* Begin Source data *

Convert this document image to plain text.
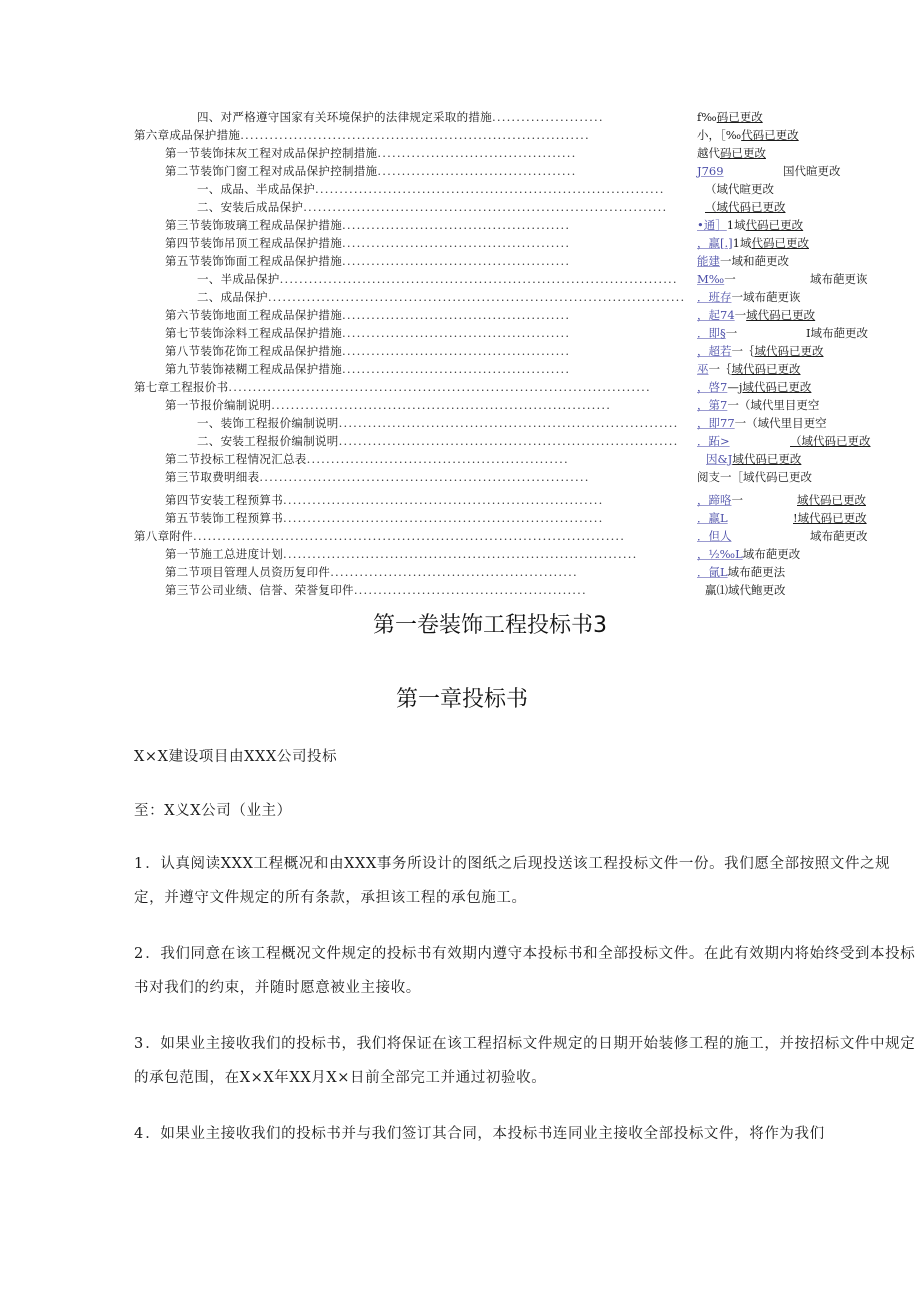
四、对严格遵守国家有关环境保护的法律规定采取的措施.......................	f‰码已更改
第六章成品保护措施........................................................................	小，［‰代码已更改
第一节装饰抹灰工程对成品保护控制措施.........................................	越代码已更改
第二节装饰门窗工程对成品保护控制措施.........................................	J769	国代暄更改
一、成品、半成品保护........................................................................	（域代暄更改
二、安装后成品保护...........................................................................	（域代码已更改
第三节装饰玻璃工程成品保护措施...............................................	•通］1域代码已更改
第四节装饰吊顶工程成品保护措施...............................................	，赢[.]1域代码已更改
第五节装饰饰面工程成品保护措施...............................................	能建一域和葩更改
一、半成品保护..................................................................................	M‰一	域布葩更诙
二、成品保护......................................................................................	．班存一域布葩更诙
第六节装饰地面工程成品保护措施...............................................	，起74一域代码已更改
第七节装饰涂料工程成品保护措施...............................................	．即§一	I域布葩更改
第八节装饰花饰工程成品保护措施...............................................	，超若一｛域代码已更改
第九节装饰裱糊工程成品保护措施...............................................	巫一｛域代码已更改
第七章工程报价书.......................................................................................	，啓7—j域代码已更改
第一节报价编制说明......................................................................	，第7一（域代里目更空
一、装饰工程报价编制说明......................................................................	，即77一（域代里目更空
二、安装工程报价编制说明......................................................................	．跖>	（域代码已更改
第二节投标工程情况汇总表......................................................	因&J域代码已更改
第三节取费明细表....................................................................	阅支一［域代码已更改
第四节安装工程预算书..................................................................	，蹄咯一	域代码已更改
第五节装饰工程预算书..................................................................	．赢L	!域代码已更改
第八章附件.........................................................................................	．但人	域布葩更改
第一节施工总进度计划.........................................................................	，½‰L域布葩更改
第二节项目管理人员资历复印件...................................................	．氤L域布葩更法
第三节公司业绩、信誉、荣誉复印件................................................	赢⑴域代鲍更改
第一卷装饰工程投标书3
第一章投标书
X×X建设项目由XXX公司投标
至：X义X公司（业主）
1．认真阅读XXX工程概况和由XXX事务所设计的图纸之后现投送该工程投标文件一份。我们愿全部按照文件之规定，并遵守文件规定的所有条款，承担该工程的承包施工。
2．我们同意在该工程概况文件规定的投标书有效期内遵守本投标书和全部投标文件。在此有效期内将始终受到本投标书对我们的约束，并随时愿意被业主接收。
3．如果业主接收我们的投标书，我们将保证在该工程招标文件规定的日期开始装修工程的施工，并按招标文件中规定的承包范围，在X×X年XX月X×日前全部完工并通过初验收。
4．如果业主接收我们的投标书并与我们签订其合同，本投标书连同业主接收全部投标文件，将作为我们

* End Source data *

_Given problem_
Pull every line containing "域代里目更空" out of the records.

_Answer for the task_
第一节报价编制说明......................................................................	，第7一（域代里目更空
一、装饰工程报价编制说明......................................................................	，即77一（域代里目更空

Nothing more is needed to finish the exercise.